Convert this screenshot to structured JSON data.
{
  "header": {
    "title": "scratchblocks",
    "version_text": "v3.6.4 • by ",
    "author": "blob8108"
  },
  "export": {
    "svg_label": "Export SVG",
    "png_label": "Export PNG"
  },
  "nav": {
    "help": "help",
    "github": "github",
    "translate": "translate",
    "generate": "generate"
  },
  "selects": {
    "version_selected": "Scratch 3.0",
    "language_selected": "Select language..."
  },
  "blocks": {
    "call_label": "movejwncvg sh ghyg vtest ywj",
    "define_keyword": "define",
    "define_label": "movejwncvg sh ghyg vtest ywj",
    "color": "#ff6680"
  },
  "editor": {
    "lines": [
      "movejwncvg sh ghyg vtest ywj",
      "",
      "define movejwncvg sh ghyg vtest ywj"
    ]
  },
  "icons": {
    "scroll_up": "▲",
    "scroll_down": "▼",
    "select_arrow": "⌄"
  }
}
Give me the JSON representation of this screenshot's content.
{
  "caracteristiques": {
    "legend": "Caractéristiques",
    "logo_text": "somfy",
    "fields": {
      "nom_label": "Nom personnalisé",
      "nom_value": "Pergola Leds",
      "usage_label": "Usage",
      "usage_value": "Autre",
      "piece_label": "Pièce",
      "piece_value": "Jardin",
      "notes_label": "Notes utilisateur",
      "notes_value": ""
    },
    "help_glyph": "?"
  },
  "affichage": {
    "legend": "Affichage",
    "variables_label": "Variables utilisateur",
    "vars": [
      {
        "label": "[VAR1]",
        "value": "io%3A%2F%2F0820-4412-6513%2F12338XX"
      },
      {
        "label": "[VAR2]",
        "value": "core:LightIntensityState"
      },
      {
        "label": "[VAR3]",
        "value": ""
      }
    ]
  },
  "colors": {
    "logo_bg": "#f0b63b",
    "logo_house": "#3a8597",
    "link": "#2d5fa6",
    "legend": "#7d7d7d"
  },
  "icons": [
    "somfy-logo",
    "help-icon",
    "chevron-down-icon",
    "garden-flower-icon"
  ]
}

_What is needed_.
In the material above, find each line that contains the word "legend", and select it.

_Solved problem_.
    "legend": "Caractéristiques",
    "legend": "Affichage",
    "legend": "#7d7d7d"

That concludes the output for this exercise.